BEGIN SUPPLIED MATERIAL

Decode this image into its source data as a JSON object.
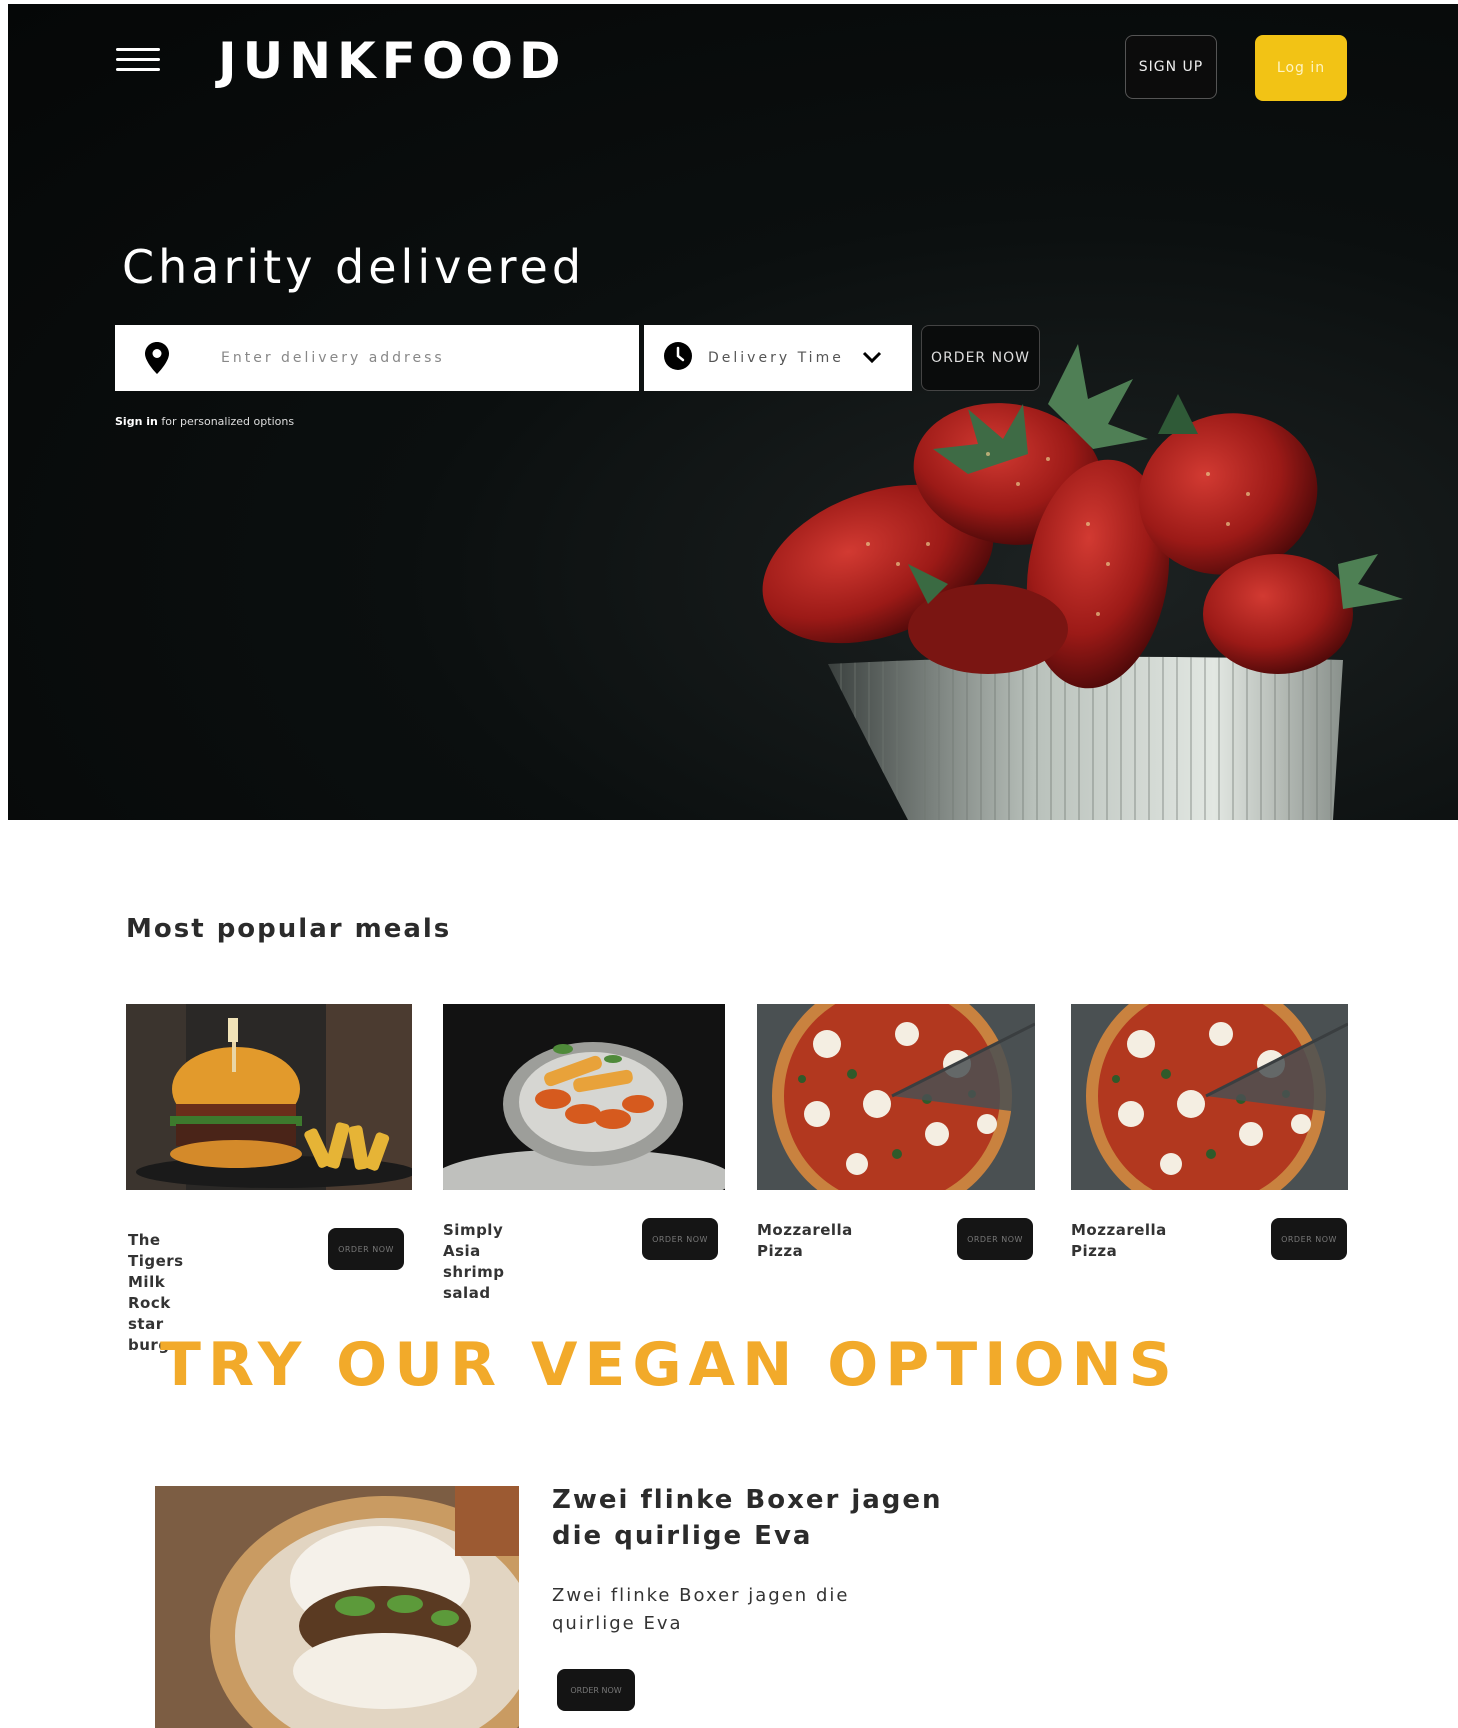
{
  "header": {
    "logo": "JUNKFOOD",
    "signup_label": "SIGN UP",
    "login_label": "Log in",
    "login_color": "#f2c315"
  },
  "hero": {
    "headline": "Charity delivered",
    "address_placeholder": "Enter delivery address",
    "time_label": "Delivery Time",
    "order_label": "ORDER NOW",
    "signin_link": "Sign in",
    "signin_rest": " for personalized options"
  },
  "popular": {
    "title": "Most popular meals",
    "items": [
      {
        "name_line1": "The Tigers Milk",
        "name_line2": "Rock star burger",
        "button": "ORDER NOW",
        "image": "burger"
      },
      {
        "name_line1": "Simply Asia shrimp",
        "name_line2": "salad",
        "button": "ORDER NOW",
        "image": "shrimp"
      },
      {
        "name_line1": "Mozzarella Pizza",
        "name_line2": "",
        "button": "ORDER NOW",
        "image": "pizza"
      },
      {
        "name_line1": "Mozzarella Pizza",
        "name_line2": "",
        "button": "ORDER NOW",
        "image": "pizza"
      }
    ]
  },
  "vegan": {
    "title": "TRY OUR VEGAN OPTIONS",
    "title_color": "#f2aa2a",
    "heading": "Zwei flinke Boxer jagen die quirlige Eva",
    "text": "Zwei flinke Boxer jagen die quirlige Eva",
    "button": "ORDER NOW"
  }
}
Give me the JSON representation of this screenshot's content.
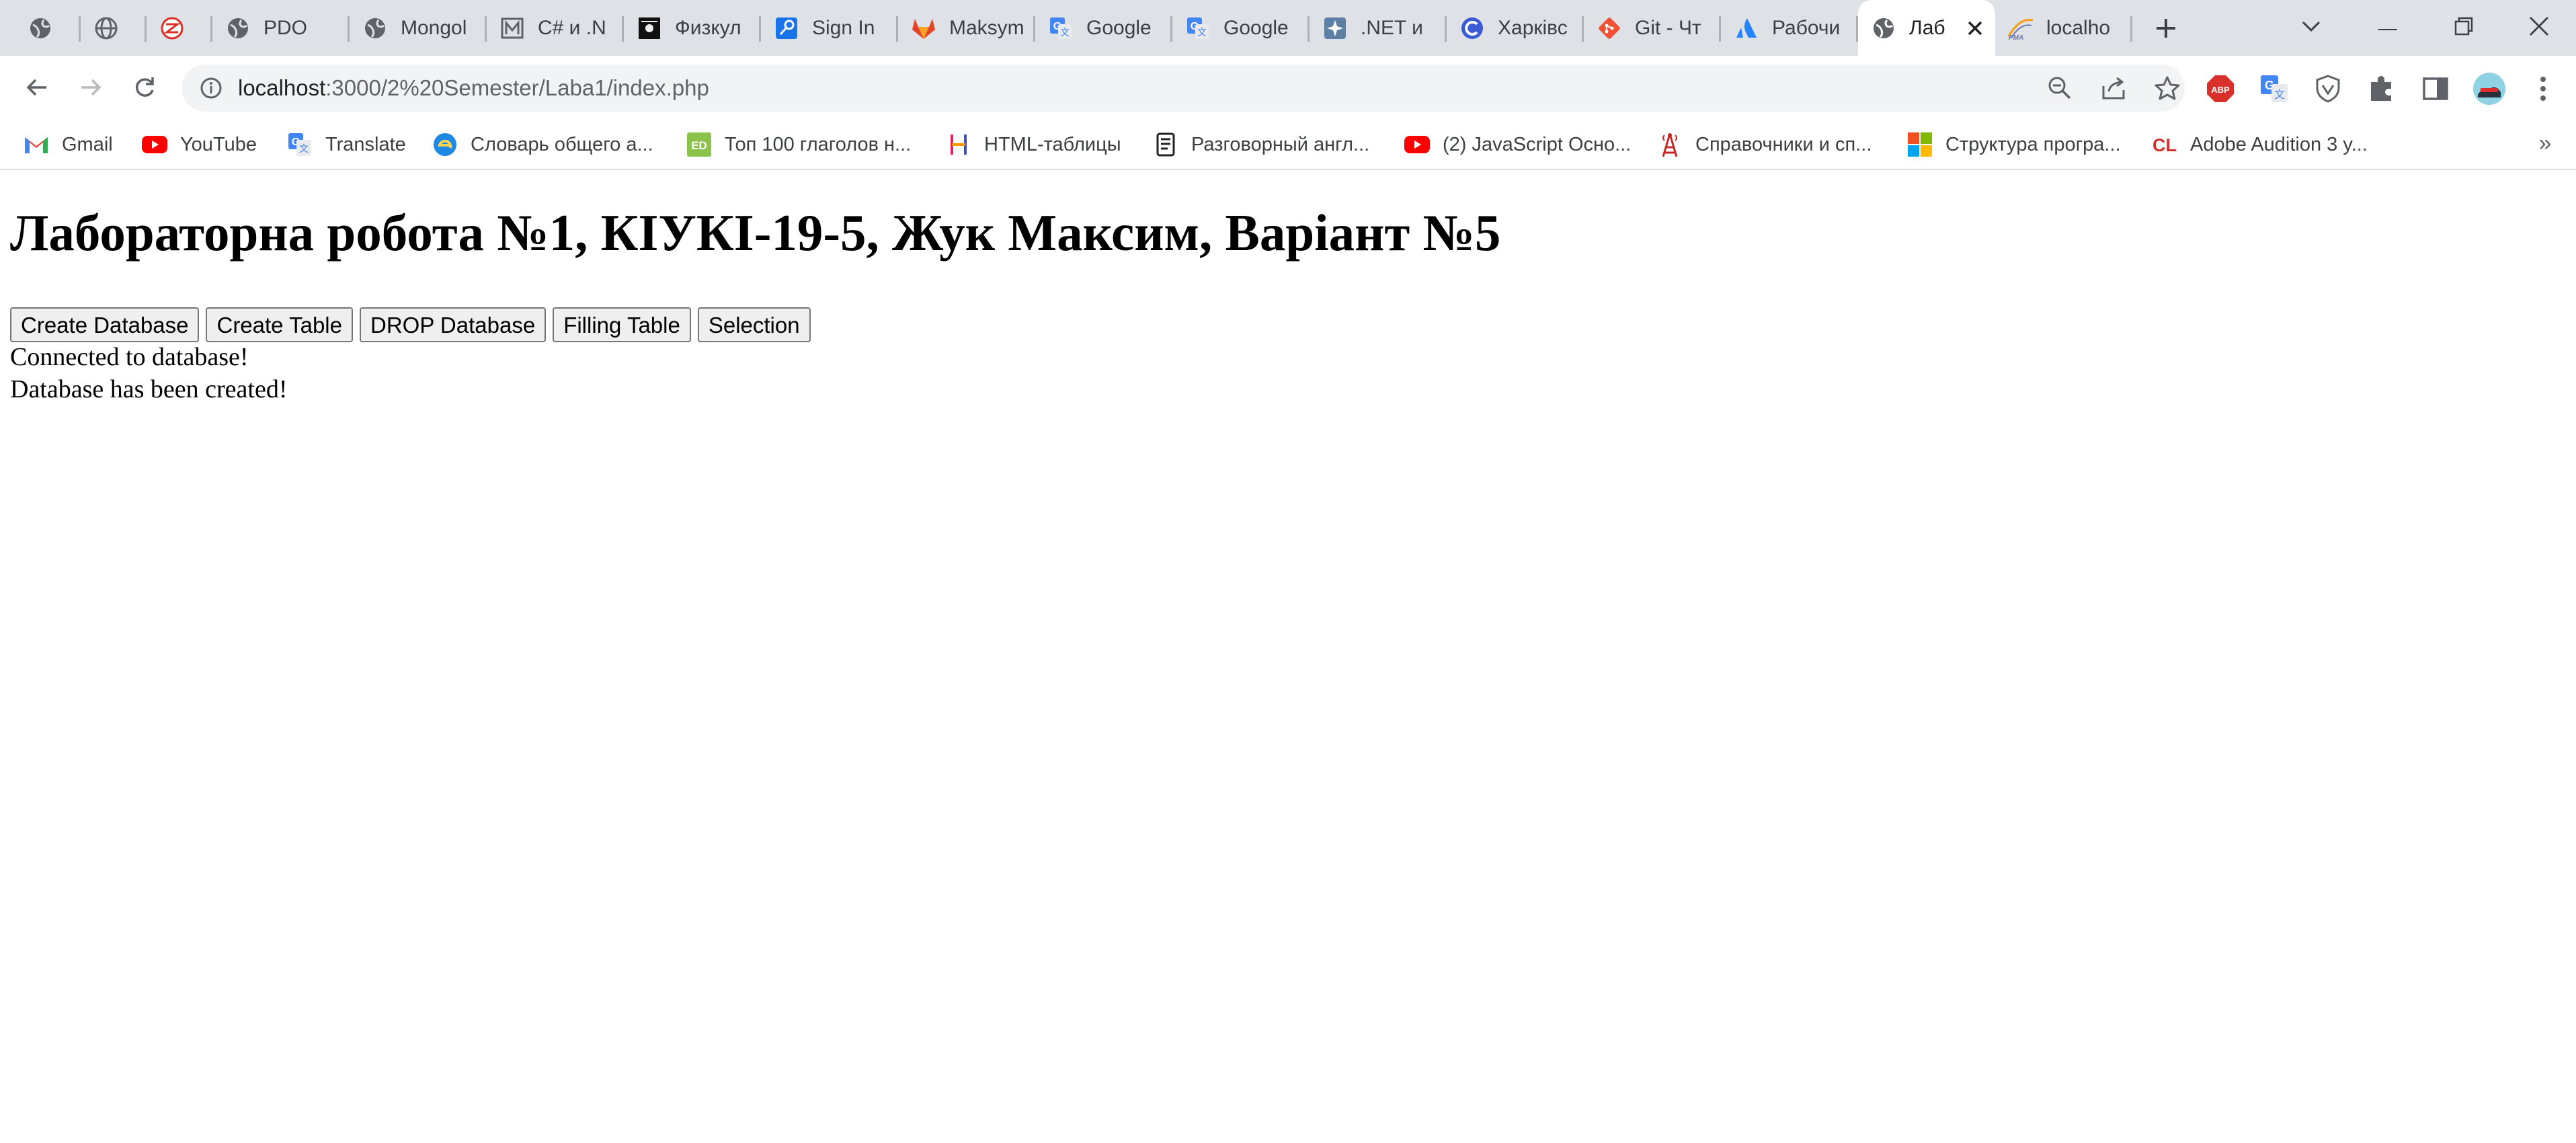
{
  "browser": {
    "tabs": [
      {
        "title": "",
        "icon": "globe-icon"
      },
      {
        "title": "",
        "icon": "globe-icon"
      },
      {
        "title": "",
        "icon": "zs-icon"
      },
      {
        "title": "PDO",
        "icon": "globe-icon"
      },
      {
        "title": "Mongol",
        "icon": "globe-icon"
      },
      {
        "title": "C# и .N",
        "icon": "m-icon"
      },
      {
        "title": "Физкул",
        "icon": "dark-square-icon"
      },
      {
        "title": "Sign In",
        "icon": "key-icon"
      },
      {
        "title": "Maksym",
        "icon": "gitlab-icon"
      },
      {
        "title": "Google",
        "icon": "translate-icon"
      },
      {
        "title": "Google",
        "icon": "translate-icon"
      },
      {
        "title": ".NET и",
        "icon": "star-icon"
      },
      {
        "title": "Харківс",
        "icon": "c-icon"
      },
      {
        "title": "Git - Чт",
        "icon": "git-icon"
      },
      {
        "title": "Рабочи",
        "icon": "atlassian-icon"
      },
      {
        "title": "Лаб",
        "icon": "globe-icon",
        "active": true
      },
      {
        "title": "localho",
        "icon": "pma-icon"
      }
    ],
    "new_tab_symbol": "+",
    "url": {
      "host": "localhost",
      "path": ":3000/2%20Semester/Laba1/index.php"
    },
    "bookmarks": [
      {
        "label": "Gmail",
        "icon": "gmail-icon"
      },
      {
        "label": "YouTube",
        "icon": "youtube-icon"
      },
      {
        "label": "Translate",
        "icon": "translate-icon"
      },
      {
        "label": "Словарь общего а...",
        "icon": "e-icon"
      },
      {
        "label": "Топ 100 глаголов н...",
        "icon": "ed-icon"
      },
      {
        "label": "HTML-таблицы",
        "icon": "h-icon"
      },
      {
        "label": "Разговорный англ...",
        "icon": "scroll-icon"
      },
      {
        "label": "(2) JavaScript Осно...",
        "icon": "youtube-icon"
      },
      {
        "label": "Справочники и сп...",
        "icon": "tower-icon"
      },
      {
        "label": "Структура програ...",
        "icon": "microsoft-icon"
      },
      {
        "label": "Adobe Audition 3 y...",
        "icon": "cl-icon"
      }
    ],
    "bookmarks_more": "»",
    "colors": {
      "tabstrip": "#dee1e6",
      "omnibox": "#f1f3f4"
    }
  },
  "page": {
    "heading": "Лабораторна робота №1, КІУКІ-19-5, Жук Максим, Варіант №5",
    "buttons": {
      "create_db": "Create Database",
      "create_table": "Create Table",
      "drop_db": "DROP Database",
      "filling_table": "Filling Table",
      "selection": "Selection"
    },
    "messages": {
      "connected": "Connected to database!",
      "created": "Database has been created!"
    }
  }
}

END SUPPLIED MATERIAL

• _WRITTEN PROBLEM_
Quote the full listing above word for word; exclude every picture from the copy.

• _TASK SOLUTION_
Decode this image into its source data as a JSON object.
{
  "header": {
    "logo": "JUNKFOOD",
    "signup_label": "SIGN UP",
    "login_label": "Log in",
    "login_color": "#f2c315"
  },
  "hero": {
    "headline": "Charity delivered",
    "address_placeholder": "Enter delivery address",
    "time_label": "Delivery Time",
    "order_label": "ORDER NOW",
    "signin_link": "Sign in",
    "signin_rest": " for personalized options"
  },
  "popular": {
    "title": "Most popular meals",
    "items": [
      {
        "name_line1": "The Tigers Milk",
        "name_line2": "Rock star burger",
        "button": "ORDER NOW",
        "image": "burger"
      },
      {
        "name_line1": "Simply Asia shrimp",
        "name_line2": "salad",
        "button": "ORDER NOW",
        "image": "shrimp"
      },
      {
        "name_line1": "Mozzarella Pizza",
        "name_line2": "",
        "button": "ORDER NOW",
        "image": "pizza"
      },
      {
        "name_line1": "Mozzarella Pizza",
        "name_line2": "",
        "button": "ORDER NOW",
        "image": "pizza"
      }
    ]
  },
  "vegan": {
    "title": "TRY OUR VEGAN OPTIONS",
    "title_color": "#f2aa2a",
    "heading": "Zwei flinke Boxer jagen die quirlige Eva",
    "text": "Zwei flinke Boxer jagen die quirlige Eva",
    "button": "ORDER NOW"
  }
}
Give me the JSON representation of this screenshot's content.
{
  "browser": {
    "tabs": [
      {
        "title": "",
        "icon": "globe-icon"
      },
      {
        "title": "",
        "icon": "globe-icon"
      },
      {
        "title": "",
        "icon": "zs-icon"
      },
      {
        "title": "PDO",
        "icon": "globe-icon"
      },
      {
        "title": "Mongol",
        "icon": "globe-icon"
      },
      {
        "title": "C# и .N",
        "icon": "m-icon"
      },
      {
        "title": "Физкул",
        "icon": "dark-square-icon"
      },
      {
        "title": "Sign In",
        "icon": "key-icon"
      },
      {
        "title": "Maksym",
        "icon": "gitlab-icon"
      },
      {
        "title": "Google",
        "icon": "translate-icon"
      },
      {
        "title": "Google",
        "icon": "translate-icon"
      },
      {
        "title": ".NET и",
        "icon": "star-icon"
      },
      {
        "title": "Харківс",
        "icon": "c-icon"
      },
      {
        "title": "Git - Чт",
        "icon": "git-icon"
      },
      {
        "title": "Рабочи",
        "icon": "atlassian-icon"
      },
      {
        "title": "Лаб",
        "icon": "globe-icon",
        "active": true
      },
      {
        "title": "localho",
        "icon": "pma-icon"
      }
    ],
    "new_tab_symbol": "+",
    "url": {
      "host": "localhost",
      "path": ":3000/2%20Semester/Laba1/index.php"
    },
    "bookmarks": [
      {
        "label": "Gmail",
        "icon": "gmail-icon"
      },
      {
        "label": "YouTube",
        "icon": "youtube-icon"
      },
      {
        "label": "Translate",
        "icon": "translate-icon"
      },
      {
        "label": "Словарь общего а...",
        "icon": "e-icon"
      },
      {
        "label": "Топ 100 глаголов н...",
        "icon": "ed-icon"
      },
      {
        "label": "HTML-таблицы",
        "icon": "h-icon"
      },
      {
        "label": "Разговорный англ...",
        "icon": "scroll-icon"
      },
      {
        "label": "(2) JavaScript Осно...",
        "icon": "youtube-icon"
      },
      {
        "label": "Справочники и сп...",
        "icon": "tower-icon"
      },
      {
        "label": "Структура програ...",
        "icon": "microsoft-icon"
      },
      {
        "label": "Adobe Audition 3 y...",
        "icon": "cl-icon"
      }
    ],
    "bookmarks_more": "»",
    "colors": {
      "tabstrip": "#dee1e6",
      "omnibox": "#f1f3f4"
    }
  },
  "page": {
    "heading": "Лабораторна робота №1, КІУКІ-19-5, Жук Максим, Варіант №5",
    "buttons": {
      "create_db": "Create Database",
      "create_table": "Create Table",
      "drop_db": "DROP Database",
      "filling_table": "Filling Table",
      "selection": "Selection"
    },
    "messages": {
      "connected": "Connected to database!",
      "created": "Database has been created!"
    }
  }
}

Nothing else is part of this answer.